● Objective:
Format the data from its start through the line containing "tile-label: 病毒查杀: [779, 1705, 924, 1746]" as a JSON list of strings, one string per line, leaving out blank lines.

- - - -

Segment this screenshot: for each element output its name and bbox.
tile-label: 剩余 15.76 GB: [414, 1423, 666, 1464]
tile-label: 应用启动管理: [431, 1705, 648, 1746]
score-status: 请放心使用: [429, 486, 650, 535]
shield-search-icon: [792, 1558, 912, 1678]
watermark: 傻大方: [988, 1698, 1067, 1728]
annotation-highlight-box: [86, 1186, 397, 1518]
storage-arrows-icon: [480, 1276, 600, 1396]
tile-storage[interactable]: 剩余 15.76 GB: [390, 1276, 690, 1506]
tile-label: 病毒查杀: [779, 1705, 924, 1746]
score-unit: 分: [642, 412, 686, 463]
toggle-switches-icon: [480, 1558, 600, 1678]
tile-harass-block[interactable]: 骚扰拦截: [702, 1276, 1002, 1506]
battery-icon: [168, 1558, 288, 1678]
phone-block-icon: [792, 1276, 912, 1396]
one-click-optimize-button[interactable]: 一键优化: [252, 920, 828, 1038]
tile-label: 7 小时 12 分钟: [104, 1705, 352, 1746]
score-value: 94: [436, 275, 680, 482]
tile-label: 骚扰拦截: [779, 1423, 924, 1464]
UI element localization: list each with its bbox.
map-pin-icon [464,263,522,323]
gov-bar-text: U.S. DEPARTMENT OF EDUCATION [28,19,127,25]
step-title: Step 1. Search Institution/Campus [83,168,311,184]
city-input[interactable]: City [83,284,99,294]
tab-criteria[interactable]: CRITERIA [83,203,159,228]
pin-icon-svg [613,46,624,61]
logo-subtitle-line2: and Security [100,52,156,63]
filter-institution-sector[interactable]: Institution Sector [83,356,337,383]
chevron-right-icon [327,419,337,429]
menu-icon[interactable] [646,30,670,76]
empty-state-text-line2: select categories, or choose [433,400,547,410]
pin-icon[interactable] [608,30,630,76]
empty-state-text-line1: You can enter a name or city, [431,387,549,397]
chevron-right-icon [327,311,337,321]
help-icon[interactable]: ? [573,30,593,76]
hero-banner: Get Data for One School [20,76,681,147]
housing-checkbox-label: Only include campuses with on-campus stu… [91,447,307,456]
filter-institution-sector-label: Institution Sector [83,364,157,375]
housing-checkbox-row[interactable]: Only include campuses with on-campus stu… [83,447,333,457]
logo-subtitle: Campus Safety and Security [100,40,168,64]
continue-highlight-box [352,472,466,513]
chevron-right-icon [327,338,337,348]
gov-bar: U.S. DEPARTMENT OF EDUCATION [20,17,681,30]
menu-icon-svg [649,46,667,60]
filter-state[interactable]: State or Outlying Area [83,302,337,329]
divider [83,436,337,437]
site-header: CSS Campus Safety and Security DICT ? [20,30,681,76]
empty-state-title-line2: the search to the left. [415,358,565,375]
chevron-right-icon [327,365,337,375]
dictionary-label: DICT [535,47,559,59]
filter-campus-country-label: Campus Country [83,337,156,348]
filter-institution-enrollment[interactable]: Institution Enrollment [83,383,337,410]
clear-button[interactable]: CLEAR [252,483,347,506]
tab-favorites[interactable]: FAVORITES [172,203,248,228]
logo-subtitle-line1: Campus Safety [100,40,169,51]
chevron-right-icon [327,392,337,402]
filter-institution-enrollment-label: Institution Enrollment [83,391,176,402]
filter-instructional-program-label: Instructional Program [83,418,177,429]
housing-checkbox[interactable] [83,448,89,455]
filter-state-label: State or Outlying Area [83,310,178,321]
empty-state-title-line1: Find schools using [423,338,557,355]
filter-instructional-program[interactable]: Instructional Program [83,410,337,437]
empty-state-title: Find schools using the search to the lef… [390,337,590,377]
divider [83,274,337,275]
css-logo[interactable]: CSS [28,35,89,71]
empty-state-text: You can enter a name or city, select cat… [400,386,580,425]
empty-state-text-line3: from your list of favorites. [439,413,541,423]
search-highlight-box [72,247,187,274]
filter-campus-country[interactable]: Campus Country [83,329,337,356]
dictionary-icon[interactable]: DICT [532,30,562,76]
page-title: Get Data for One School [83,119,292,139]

- - - -

● Written reply:
[
  "Segment this screenshot: for each element output its name and bbox.",
  "tile-label: 剩余 15.76 GB: [414, 1423, 666, 1464]",
  "tile-label: 应用启动管理: [431, 1705, 648, 1746]",
  "score-status: 请放心使用: [429, 486, 650, 535]",
  "shield-search-icon: [792, 1558, 912, 1678]",
  "watermark: 傻大方: [988, 1698, 1067, 1728]",
  "annotation-highlight-box: [86, 1186, 397, 1518]",
  "storage-arrows-icon: [480, 1276, 600, 1396]",
  "tile-storage[interactable]: 剩余 15.76 GB: [390, 1276, 690, 1506]",
  "tile-label: 病毒查杀: [779, 1705, 924, 1746]"
]